Exercise tasks
A - In the blog post about the pizza ad stuck on the garage door, how many appetizers does the pizza place list on its menu?
B - Reproduce the blog post about the pizza ad word for word, between "Monday, September 26, 2011" and "a pizza oven.", inclusive.
C - Pick up the blog post about the pizza ad stuck on the garage door where it stops, and keep writing in the same voice.

*** Text to read ***

Monday, September 26, 2011

How to amortize a deep fryer and make some pizzas in the process


We backed out of the driveway. The button pressed, the garage door lowered. What is that? Some jerk had stuck an advertisement on our garage door. There must be some school of marketing that says obnoxiously sticking ads on people's garage doors is more effective than simply stuffing mailboxes. Now I have to get out of the car, rip the thing off the door, and dispose of it properly.

What kind of jerk would do this kind of thing? A pizza place, strangely enough. Looking at the ad, this place looks like they have a big freezer full of ready to cook kibble, a deep fryer and a pizza oven.

They have eleven "delicious appetizers" on their menu. Seven look like things that come in bags, get dumped into the deep fryer and served. The others look like they come in bags, get stuffed into the pizza oven and served. But I could be wrong. Some could come in a box instead of a bag.

*** Extracted data ***

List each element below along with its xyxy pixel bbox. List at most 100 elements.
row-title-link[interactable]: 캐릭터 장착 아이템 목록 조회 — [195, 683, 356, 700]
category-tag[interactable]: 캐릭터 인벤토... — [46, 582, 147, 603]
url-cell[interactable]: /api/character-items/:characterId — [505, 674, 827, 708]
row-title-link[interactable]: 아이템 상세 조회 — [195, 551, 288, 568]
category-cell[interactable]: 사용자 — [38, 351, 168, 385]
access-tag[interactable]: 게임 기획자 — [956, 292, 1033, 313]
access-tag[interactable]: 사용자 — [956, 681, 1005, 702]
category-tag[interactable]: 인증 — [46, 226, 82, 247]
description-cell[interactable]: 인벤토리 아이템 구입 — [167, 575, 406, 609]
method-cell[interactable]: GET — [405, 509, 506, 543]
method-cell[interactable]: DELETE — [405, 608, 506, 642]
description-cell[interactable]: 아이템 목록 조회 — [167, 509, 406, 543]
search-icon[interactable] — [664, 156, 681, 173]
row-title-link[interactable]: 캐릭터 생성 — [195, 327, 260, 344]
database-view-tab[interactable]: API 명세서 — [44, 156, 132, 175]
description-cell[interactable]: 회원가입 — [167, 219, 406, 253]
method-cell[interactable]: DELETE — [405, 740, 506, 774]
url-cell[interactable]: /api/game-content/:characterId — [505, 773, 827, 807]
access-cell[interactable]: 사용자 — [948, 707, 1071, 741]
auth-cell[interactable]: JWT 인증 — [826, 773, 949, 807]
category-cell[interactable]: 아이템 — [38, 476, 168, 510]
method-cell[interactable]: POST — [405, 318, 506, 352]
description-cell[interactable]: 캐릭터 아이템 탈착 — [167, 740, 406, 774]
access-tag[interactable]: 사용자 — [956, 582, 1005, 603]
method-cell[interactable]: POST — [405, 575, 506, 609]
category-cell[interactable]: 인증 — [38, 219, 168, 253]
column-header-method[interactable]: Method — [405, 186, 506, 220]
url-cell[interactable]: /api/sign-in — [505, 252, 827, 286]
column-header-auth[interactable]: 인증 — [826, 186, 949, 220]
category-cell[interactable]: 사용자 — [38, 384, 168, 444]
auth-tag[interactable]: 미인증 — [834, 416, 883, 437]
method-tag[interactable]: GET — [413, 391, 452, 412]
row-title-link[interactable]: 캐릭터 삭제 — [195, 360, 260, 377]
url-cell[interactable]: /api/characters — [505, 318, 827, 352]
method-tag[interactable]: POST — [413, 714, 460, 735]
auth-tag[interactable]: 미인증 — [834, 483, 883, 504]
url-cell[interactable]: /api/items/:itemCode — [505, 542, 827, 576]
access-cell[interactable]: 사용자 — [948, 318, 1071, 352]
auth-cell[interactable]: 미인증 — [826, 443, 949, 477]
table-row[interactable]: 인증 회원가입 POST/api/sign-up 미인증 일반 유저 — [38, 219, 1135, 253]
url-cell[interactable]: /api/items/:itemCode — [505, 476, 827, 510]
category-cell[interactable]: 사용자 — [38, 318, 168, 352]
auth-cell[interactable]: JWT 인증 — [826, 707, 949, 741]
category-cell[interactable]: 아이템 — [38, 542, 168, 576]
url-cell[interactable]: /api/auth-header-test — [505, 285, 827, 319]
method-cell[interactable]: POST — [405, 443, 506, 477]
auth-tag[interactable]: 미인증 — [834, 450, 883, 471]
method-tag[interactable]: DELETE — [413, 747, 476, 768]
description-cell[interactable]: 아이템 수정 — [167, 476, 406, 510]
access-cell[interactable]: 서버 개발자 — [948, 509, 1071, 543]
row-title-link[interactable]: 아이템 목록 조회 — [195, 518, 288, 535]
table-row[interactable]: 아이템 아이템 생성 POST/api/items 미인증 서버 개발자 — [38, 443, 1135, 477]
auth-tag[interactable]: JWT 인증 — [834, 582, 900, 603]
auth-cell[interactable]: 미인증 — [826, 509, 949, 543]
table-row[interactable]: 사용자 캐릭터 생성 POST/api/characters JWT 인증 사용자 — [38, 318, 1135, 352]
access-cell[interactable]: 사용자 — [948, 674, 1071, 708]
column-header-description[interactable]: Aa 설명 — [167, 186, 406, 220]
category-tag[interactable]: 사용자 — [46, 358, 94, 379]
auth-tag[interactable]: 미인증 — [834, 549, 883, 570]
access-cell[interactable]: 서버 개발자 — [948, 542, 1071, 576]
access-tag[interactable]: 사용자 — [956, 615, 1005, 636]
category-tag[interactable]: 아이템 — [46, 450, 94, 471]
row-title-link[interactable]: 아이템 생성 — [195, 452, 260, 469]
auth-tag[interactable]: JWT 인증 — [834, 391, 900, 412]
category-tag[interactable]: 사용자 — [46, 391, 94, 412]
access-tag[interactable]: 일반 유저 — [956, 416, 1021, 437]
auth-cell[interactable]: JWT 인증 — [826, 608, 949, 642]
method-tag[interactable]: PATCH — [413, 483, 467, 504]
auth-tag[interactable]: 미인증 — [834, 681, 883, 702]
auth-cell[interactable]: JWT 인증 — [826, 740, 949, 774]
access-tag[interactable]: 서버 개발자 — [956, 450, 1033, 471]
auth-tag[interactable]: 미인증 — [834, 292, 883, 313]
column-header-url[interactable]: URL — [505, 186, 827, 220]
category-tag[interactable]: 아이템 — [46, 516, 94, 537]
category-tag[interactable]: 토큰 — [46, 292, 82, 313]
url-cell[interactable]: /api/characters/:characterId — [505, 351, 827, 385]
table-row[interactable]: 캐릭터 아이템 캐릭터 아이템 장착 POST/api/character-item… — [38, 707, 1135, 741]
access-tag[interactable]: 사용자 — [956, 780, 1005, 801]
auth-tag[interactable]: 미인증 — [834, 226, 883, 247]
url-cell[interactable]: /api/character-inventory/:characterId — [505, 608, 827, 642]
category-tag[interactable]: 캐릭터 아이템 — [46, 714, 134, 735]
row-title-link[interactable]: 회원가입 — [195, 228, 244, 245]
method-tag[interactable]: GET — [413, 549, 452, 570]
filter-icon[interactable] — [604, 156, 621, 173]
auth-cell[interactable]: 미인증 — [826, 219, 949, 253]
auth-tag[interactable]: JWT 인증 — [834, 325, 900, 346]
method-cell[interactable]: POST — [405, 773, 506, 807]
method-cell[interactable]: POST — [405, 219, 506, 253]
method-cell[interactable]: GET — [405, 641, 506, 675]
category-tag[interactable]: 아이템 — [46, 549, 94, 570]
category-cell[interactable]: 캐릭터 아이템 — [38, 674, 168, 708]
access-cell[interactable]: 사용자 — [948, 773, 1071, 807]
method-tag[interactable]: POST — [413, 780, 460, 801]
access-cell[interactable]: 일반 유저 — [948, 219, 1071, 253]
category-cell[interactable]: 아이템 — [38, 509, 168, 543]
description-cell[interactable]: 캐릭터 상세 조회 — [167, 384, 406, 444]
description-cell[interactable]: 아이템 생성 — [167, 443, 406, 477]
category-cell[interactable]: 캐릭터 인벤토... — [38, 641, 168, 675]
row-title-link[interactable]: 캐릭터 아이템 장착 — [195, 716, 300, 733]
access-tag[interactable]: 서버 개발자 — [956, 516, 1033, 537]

***

Answers per task
A - Eleven.

B -
Monday, September 26, 2011

How to amortize a deep fryer and make some pizzas in the process


We backed out of the driveway. The button pressed, the garage door lowered. What is that? Some jerk had stuck an advertisement on our garage door. There must be some school of marketing that says obnoxiously sticking ads on people's garage doors is more effective than simply stuffing mailboxes. Now I have to get out of the car, rip the thing off the door, and dispose of it properly.

What kind of jerk would do this kind of thing? A pizza place, strangely enough. Looking at the ad, this place looks like they have a big freezer full of ready to cook kibble, a deep fryer and a pizza oven.

C -
They have cinnamon rolls, too. They don't look appetizing in the ad, and even though they're easy to make, my psychic powers tell me these aren't made in house (although my powers been known to be wrong from time to time in the past).

They have ten pizzas on their flyer. No mention of fresh ingredients, home made dough or other words that indicate quality. Lots of low prices, though. Their pies are pretty much the usual gang of suspects, only heavy on the chicken, with four bird-based pies. There's a Hawaiian 'za, presumably "delux" because it has both Canadian and regular bacon - but thankfully no chicken.

One or two have ground beef. Why? Do I ask for pepperoni, mozzarella and tomato sauce on my hamburger? No! It's even combined with sausage, basically ground pork with spices. So, ground beef plus spiced ground pork but still sort of separate. Why not just make meat balls out of the beef, slice them, and keep things Italian?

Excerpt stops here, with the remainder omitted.